— begin —

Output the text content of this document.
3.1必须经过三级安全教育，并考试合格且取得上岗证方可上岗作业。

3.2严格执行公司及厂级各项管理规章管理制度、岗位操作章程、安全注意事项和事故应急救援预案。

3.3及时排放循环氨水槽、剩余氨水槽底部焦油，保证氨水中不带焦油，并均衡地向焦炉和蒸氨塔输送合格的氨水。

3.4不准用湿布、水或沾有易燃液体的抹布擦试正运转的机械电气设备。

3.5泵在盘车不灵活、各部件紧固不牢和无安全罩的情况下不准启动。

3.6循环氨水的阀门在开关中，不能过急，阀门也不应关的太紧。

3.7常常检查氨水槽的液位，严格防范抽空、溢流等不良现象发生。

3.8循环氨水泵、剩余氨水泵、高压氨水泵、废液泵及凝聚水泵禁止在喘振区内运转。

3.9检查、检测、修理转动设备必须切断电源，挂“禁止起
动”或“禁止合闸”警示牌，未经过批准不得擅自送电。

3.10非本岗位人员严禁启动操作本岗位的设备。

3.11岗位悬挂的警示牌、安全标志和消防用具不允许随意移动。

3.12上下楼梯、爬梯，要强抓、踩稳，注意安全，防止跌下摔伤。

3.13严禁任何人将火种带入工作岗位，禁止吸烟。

— end —

● Short exercise:
Set down the entries above again, word for word.

● Result:
Output the text content of this document.
3.1必须经过三级安全教育，并考试合格且取得上岗证方可上岗作业。

3.2严格执行公司及厂级各项管理规章管理制度、岗位操作章程、安全注意事项和事故应急救援预案。

3.3及时排放循环氨水槽、剩余氨水槽底部焦油，保证氨水中不带焦油，并均衡地向焦炉和蒸氨塔输送合格的氨水。

3.4不准用湿布、水或沾有易燃液体的抹布擦试正运转的机械电气设备。

3.5泵在盘车不灵活、各部件紧固不牢和无安全罩的情况下不准启动。

3.6循环氨水的阀门在开关中，不能过急，阀门也不应关的太紧。

3.7常常检查氨水槽的液位，严格防范抽空、溢流等不良现象发生。

3.8循环氨水泵、剩余氨水泵、高压氨水泵、废液泵及凝聚水泵禁止在喘振区内运转。

3.9检查、检测、修理转动设备必须切断电源，挂“禁止起
动”或“禁止合闸”警示牌，未经过批准不得擅自送电。

3.10非本岗位人员严禁启动操作本岗位的设备。

3.11岗位悬挂的警示牌、安全标志和消防用具不允许随意移动。

3.12上下楼梯、爬梯，要强抓、踩稳，注意安全，防止跌下摔伤。

3.13严禁任何人将火种带入工作岗位，禁止吸烟。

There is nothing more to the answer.